Problem statement> For every line in the records that has the word "name", make a copy.

Data for this task>

══════════

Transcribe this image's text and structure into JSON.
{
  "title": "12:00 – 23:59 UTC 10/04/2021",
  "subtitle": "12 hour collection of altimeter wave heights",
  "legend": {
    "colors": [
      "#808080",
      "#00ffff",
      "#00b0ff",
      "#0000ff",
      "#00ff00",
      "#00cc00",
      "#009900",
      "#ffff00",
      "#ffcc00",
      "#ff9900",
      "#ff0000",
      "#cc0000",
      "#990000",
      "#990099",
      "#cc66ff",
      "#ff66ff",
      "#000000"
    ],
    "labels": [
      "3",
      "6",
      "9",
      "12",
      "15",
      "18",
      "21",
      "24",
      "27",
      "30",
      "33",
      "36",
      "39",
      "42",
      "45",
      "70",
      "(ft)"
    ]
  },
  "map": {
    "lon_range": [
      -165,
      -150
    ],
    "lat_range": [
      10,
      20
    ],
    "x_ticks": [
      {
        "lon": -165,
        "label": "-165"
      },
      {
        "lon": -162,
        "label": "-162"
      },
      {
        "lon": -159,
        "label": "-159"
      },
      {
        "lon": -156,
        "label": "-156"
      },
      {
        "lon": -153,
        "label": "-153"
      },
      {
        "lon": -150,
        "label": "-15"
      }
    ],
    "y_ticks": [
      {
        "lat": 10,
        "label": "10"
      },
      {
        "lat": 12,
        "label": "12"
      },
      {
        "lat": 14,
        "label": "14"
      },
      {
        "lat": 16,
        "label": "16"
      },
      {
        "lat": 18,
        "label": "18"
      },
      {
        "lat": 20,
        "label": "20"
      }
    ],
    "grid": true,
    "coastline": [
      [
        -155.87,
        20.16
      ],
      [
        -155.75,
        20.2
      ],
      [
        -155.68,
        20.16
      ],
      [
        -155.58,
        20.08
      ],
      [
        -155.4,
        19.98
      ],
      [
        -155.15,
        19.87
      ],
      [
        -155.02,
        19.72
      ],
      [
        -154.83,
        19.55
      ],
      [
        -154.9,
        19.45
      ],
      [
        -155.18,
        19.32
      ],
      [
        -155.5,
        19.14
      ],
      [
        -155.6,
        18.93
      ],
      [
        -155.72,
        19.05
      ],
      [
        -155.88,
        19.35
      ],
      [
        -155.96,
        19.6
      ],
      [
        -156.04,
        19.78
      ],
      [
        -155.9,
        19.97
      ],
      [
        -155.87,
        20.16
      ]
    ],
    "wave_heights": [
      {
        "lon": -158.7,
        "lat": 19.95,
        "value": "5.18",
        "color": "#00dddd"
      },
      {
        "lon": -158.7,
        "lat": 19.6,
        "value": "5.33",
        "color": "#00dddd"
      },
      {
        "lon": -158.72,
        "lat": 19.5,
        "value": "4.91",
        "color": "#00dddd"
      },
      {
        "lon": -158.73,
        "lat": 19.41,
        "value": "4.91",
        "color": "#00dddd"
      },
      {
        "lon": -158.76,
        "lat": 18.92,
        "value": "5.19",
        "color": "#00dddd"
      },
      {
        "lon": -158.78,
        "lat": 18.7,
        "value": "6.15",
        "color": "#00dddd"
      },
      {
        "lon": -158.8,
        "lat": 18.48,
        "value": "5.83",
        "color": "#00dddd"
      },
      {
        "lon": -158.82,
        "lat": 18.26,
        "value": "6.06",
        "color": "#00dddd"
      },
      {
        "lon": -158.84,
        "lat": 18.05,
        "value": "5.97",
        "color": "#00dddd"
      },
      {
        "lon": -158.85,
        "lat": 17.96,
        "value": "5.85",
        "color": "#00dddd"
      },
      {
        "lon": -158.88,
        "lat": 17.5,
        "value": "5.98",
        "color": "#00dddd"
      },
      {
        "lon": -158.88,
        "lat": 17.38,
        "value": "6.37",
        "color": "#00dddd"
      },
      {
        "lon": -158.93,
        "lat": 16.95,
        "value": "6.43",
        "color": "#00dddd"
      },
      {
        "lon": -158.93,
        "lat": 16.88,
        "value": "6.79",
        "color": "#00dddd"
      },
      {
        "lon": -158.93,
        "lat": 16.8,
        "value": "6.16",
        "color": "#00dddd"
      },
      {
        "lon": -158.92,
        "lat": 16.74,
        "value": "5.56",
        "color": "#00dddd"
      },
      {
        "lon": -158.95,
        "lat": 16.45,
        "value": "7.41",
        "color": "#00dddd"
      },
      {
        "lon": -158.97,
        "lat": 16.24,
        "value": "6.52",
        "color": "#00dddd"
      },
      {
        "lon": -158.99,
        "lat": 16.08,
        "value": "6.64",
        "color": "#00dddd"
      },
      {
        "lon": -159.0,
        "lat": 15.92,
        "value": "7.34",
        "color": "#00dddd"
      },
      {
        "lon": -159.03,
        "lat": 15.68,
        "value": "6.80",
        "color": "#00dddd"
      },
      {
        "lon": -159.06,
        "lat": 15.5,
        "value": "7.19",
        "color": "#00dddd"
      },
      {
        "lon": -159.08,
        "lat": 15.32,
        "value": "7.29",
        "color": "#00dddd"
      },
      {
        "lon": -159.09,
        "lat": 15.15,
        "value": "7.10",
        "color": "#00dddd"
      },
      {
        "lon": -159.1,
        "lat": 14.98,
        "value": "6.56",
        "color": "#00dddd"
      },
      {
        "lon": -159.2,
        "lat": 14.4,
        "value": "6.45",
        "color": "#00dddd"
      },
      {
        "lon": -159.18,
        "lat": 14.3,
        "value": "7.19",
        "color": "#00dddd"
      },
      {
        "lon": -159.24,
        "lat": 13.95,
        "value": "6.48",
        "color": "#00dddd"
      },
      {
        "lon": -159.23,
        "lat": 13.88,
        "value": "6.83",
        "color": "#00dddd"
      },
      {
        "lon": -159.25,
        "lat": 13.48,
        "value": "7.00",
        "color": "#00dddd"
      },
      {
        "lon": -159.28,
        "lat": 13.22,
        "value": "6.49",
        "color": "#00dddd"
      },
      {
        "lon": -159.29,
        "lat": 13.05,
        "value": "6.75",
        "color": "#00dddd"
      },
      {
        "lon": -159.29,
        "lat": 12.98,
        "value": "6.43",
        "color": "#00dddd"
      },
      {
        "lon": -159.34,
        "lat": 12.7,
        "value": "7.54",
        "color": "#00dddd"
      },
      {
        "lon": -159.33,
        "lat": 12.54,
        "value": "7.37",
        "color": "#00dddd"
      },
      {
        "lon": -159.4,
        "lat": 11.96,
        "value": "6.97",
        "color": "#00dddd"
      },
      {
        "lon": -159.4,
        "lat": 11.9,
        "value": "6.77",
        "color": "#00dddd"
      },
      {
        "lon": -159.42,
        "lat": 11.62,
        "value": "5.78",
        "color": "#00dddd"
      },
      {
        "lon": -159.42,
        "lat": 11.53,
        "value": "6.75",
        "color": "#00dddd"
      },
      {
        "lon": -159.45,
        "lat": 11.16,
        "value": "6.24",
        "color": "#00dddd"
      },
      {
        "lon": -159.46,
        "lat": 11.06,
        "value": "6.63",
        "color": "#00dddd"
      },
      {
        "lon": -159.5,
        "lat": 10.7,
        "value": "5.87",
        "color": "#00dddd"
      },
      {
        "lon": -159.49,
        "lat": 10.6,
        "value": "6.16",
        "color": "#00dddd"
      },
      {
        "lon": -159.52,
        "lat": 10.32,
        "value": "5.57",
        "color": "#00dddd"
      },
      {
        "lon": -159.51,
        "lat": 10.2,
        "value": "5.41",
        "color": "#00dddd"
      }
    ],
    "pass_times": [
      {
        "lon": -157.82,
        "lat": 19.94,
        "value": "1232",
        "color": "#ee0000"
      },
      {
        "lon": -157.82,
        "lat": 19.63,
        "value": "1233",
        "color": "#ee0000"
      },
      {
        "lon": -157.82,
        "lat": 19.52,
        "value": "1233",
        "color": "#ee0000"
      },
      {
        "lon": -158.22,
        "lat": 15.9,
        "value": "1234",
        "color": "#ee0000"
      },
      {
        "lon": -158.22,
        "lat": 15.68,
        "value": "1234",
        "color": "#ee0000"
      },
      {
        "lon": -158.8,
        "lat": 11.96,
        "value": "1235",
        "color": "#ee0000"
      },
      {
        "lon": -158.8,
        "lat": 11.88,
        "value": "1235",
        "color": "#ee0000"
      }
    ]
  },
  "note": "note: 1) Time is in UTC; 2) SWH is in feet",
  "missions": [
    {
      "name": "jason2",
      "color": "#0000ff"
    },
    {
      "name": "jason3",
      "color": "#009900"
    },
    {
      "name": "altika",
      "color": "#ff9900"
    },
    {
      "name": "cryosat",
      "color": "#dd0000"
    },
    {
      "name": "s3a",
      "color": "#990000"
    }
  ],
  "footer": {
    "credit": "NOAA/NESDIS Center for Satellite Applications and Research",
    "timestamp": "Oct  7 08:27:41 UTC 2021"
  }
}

══════════

Written answer>
      "name": "jason2",
      "name": "jason3",
      "name": "altika",
      "name": "cryosat",
      "name": "s3a",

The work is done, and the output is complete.